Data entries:
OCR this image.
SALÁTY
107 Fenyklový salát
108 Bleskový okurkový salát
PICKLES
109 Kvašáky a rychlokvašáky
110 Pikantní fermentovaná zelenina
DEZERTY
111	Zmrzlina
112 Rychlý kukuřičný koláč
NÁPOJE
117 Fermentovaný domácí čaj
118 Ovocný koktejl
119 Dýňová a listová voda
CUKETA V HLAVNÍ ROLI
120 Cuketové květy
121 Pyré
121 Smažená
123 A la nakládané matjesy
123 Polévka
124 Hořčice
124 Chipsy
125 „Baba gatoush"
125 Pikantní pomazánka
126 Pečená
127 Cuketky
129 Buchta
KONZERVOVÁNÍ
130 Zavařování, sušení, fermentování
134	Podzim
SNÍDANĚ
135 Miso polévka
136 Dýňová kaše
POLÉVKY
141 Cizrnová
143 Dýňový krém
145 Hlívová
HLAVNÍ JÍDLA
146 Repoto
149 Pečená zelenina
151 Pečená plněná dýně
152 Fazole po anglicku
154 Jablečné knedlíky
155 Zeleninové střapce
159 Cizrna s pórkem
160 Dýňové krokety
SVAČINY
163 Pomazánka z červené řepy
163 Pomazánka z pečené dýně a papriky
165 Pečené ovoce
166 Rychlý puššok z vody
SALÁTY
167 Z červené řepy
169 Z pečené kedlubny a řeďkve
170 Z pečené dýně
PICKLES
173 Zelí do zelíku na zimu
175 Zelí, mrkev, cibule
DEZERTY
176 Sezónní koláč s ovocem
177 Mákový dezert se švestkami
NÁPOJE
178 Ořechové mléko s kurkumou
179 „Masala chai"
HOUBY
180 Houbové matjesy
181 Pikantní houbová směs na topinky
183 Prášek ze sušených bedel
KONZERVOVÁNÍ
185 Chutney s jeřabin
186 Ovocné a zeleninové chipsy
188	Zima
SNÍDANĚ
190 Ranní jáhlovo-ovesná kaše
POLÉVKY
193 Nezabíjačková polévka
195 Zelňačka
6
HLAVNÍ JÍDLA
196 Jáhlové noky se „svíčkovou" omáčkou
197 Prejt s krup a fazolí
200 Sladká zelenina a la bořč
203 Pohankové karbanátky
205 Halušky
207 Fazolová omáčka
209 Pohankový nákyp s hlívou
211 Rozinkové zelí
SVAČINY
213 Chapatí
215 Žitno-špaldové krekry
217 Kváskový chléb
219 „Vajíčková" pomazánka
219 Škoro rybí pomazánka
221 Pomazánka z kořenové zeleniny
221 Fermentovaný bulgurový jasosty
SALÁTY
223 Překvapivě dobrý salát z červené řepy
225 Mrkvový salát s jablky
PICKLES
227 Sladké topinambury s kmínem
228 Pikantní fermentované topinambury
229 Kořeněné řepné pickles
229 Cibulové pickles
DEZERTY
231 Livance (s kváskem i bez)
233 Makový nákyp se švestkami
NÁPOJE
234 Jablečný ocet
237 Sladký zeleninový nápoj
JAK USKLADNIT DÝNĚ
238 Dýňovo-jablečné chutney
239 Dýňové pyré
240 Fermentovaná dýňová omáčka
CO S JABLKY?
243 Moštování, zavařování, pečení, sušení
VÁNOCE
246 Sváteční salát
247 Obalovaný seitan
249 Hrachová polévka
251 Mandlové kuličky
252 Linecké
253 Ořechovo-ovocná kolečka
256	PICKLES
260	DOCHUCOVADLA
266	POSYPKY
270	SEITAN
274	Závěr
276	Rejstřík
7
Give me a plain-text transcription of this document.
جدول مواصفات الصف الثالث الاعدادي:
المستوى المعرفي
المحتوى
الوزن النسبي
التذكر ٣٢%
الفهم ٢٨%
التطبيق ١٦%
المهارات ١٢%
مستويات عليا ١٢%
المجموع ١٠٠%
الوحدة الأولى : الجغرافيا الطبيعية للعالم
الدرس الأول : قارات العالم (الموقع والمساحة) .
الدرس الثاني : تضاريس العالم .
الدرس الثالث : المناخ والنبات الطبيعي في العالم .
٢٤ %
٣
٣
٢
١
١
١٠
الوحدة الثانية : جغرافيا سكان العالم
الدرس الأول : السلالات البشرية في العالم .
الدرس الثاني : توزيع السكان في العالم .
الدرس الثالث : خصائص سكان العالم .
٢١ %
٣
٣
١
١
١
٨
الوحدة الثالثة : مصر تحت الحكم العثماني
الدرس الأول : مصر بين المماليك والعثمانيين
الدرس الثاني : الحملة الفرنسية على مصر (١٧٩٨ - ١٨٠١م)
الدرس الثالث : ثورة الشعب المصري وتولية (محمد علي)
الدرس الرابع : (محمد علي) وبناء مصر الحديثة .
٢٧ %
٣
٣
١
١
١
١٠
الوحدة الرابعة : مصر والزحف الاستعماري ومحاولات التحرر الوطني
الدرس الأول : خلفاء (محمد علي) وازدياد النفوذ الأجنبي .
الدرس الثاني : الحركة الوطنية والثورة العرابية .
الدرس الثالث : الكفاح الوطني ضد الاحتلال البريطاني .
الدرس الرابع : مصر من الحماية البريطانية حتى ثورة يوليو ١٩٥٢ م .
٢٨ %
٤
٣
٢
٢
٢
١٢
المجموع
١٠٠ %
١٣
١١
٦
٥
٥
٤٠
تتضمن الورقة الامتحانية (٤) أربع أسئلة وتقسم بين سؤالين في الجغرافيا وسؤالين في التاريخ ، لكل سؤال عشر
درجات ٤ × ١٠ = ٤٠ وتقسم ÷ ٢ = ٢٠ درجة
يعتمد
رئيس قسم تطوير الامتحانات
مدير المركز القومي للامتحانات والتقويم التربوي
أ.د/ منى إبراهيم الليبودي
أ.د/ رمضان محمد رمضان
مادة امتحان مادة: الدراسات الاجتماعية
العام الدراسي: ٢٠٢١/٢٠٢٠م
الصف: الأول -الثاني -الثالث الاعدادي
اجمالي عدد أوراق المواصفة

> _Direction_: Your task is to retype all the records above with nothing left out.

> _Complete response_:
OCR this image.
SALÁTY
107 Fenyklový salát
108 Bleskový okurkový salát
PICKLES
109 Kvašáky a rychlokvašáky
110 Pikantní fermentovaná zelenina
DEZERTY
111	Zmrzlina
112 Rychlý kukuřičný koláč
NÁPOJE
117 Fermentovaný domácí čaj
118 Ovocný koktejl
119 Dýňová a listová voda
CUKETA V HLAVNÍ ROLI
120 Cuketové květy
121 Pyré
121 Smažená
123 A la nakládané matjesy
123 Polévka
124 Hořčice
124 Chipsy
125 „Baba gatoush"
125 Pikantní pomazánka
126 Pečená
127 Cuketky
129 Buchta
KONZERVOVÁNÍ
130 Zavařování, sušení, fermentování
134	Podzim
SNÍDANĚ
135 Miso polévka
136 Dýňová kaše
POLÉVKY
141 Cizrnová
143 Dýňový krém
145 Hlívová
HLAVNÍ JÍDLA
146 Repoto
149 Pečená zelenina
151 Pečená plněná dýně
152 Fazole po anglicku
154 Jablečné knedlíky
155 Zeleninové střapce
159 Cizrna s pórkem
160 Dýňové krokety
SVAČINY
163 Pomazánka z červené řepy
163 Pomazánka z pečené dýně a papriky
165 Pečené ovoce
166 Rychlý puššok z vody
SALÁTY
167 Z červené řepy
169 Z pečené kedlubny a řeďkve
170 Z pečené dýně
PICKLES
173 Zelí do zelíku na zimu
175 Zelí, mrkev, cibule
DEZERTY
176 Sezónní koláč s ovocem
177 Mákový dezert se švestkami
NÁPOJE
178 Ořechové mléko s kurkumou
179 „Masala chai"
HOUBY
180 Houbové matjesy
181 Pikantní houbová směs na topinky
183 Prášek ze sušených bedel
KONZERVOVÁNÍ
185 Chutney s jeřabin
186 Ovocné a zeleninové chipsy
188	Zima
SNÍDANĚ
190 Ranní jáhlovo-ovesná kaše
POLÉVKY
193 Nezabíjačková polévka
195 Zelňačka
6
HLAVNÍ JÍDLA
196 Jáhlové noky se „svíčkovou" omáčkou
197 Prejt s krup a fazolí
200 Sladká zelenina a la bořč
203 Pohankové karbanátky
205 Halušky
207 Fazolová omáčka
209 Pohankový nákyp s hlívou
211 Rozinkové zelí
SVAČINY
213 Chapatí
215 Žitno-špaldové krekry
217 Kváskový chléb
219 „Vajíčková" pomazánka
219 Škoro rybí pomazánka
221 Pomazánka z kořenové zeleniny
221 Fermentovaný bulgurový jasosty
SALÁTY
223 Překvapivě dobrý salát z červené řepy
225 Mrkvový salát s jablky
PICKLES
227 Sladké topinambury s kmínem
228 Pikantní fermentované topinambury
229 Kořeněné řepné pickles
229 Cibulové pickles
DEZERTY
231 Livance (s kváskem i bez)
233 Makový nákyp se švestkami
NÁPOJE
234 Jablečný ocet
237 Sladký zeleninový nápoj
JAK USKLADNIT DÝNĚ
238 Dýňovo-jablečné chutney
239 Dýňové pyré
240 Fermentovaná dýňová omáčka
CO S JABLKY?
243 Moštování, zavařování, pečení, sušení
VÁNOCE
246 Sváteční salát
247 Obalovaný seitan
249 Hrachová polévka
251 Mandlové kuličky
252 Linecké
253 Ořechovo-ovocná kolečka
256	PICKLES
260	DOCHUCOVADLA
266	POSYPKY
270	SEITAN
274	Závěr
276	Rejstřík
7
Give me a plain-text transcription of this document.
جدول مواصفات الصف الثالث الاعدادي:
المستوى المعرفي
المحتوى
الوزن النسبي
التذكر ٣٢%
الفهم ٢٨%
التطبيق ١٦%
المهارات ١٢%
مستويات عليا ١٢%
المجموع ١٠٠%
الوحدة الأولى : الجغرافيا الطبيعية للعالم
الدرس الأول : قارات العالم (الموقع والمساحة) .
الدرس الثاني : تضاريس العالم .
الدرس الثالث : المناخ والنبات الطبيعي في العالم .
٢٤ %
٣
٣
٢
١
١
١٠
الوحدة الثانية : جغرافيا سكان العالم
الدرس الأول : السلالات البشرية في العالم .
الدرس الثاني : توزيع السكان في العالم .
الدرس الثالث : خصائص سكان العالم .
٢١ %
٣
٣
١
١
١
٨
الوحدة الثالثة : مصر تحت الحكم العثماني
الدرس الأول : مصر بين المماليك والعثمانيين
الدرس الثاني : الحملة الفرنسية على مصر (١٧٩٨ - ١٨٠١م)
الدرس الثالث : ثورة الشعب المصري وتولية (محمد علي)
الدرس الرابع : (محمد علي) وبناء مصر الحديثة .
٢٧ %
٣
٣
١
١
١
١٠
الوحدة الرابعة : مصر والزحف الاستعماري ومحاولات التحرر الوطني
الدرس الأول : خلفاء (محمد علي) وازدياد النفوذ الأجنبي .
الدرس الثاني : الحركة الوطنية والثورة العرابية .
الدرس الثالث : الكفاح الوطني ضد الاحتلال البريطاني .
الدرس الرابع : مصر من الحماية البريطانية حتى ثورة يوليو ١٩٥٢ م .
٢٨ %
٤
٣
٢
٢
٢
١٢
المجموع
١٠٠ %
١٣
١١
٦
٥
٥
٤٠
تتضمن الورقة الامتحانية (٤) أربع أسئلة وتقسم بين سؤالين في الجغرافيا وسؤالين في التاريخ ، لكل سؤال عشر
درجات ٤ × ١٠ = ٤٠ وتقسم ÷ ٢ = ٢٠ درجة
يعتمد
رئيس قسم تطوير الامتحانات
مدير المركز القومي للامتحانات والتقويم التربوي
أ.د/ منى إبراهيم الليبودي
أ.د/ رمضان محمد رمضان
مادة امتحان مادة: الدراسات الاجتماعية
العام الدراسي: ٢٠٢١/٢٠٢٠م
الصف: الأول -الثاني -الثالث الاعدادي
اجمالي عدد أوراق المواصفة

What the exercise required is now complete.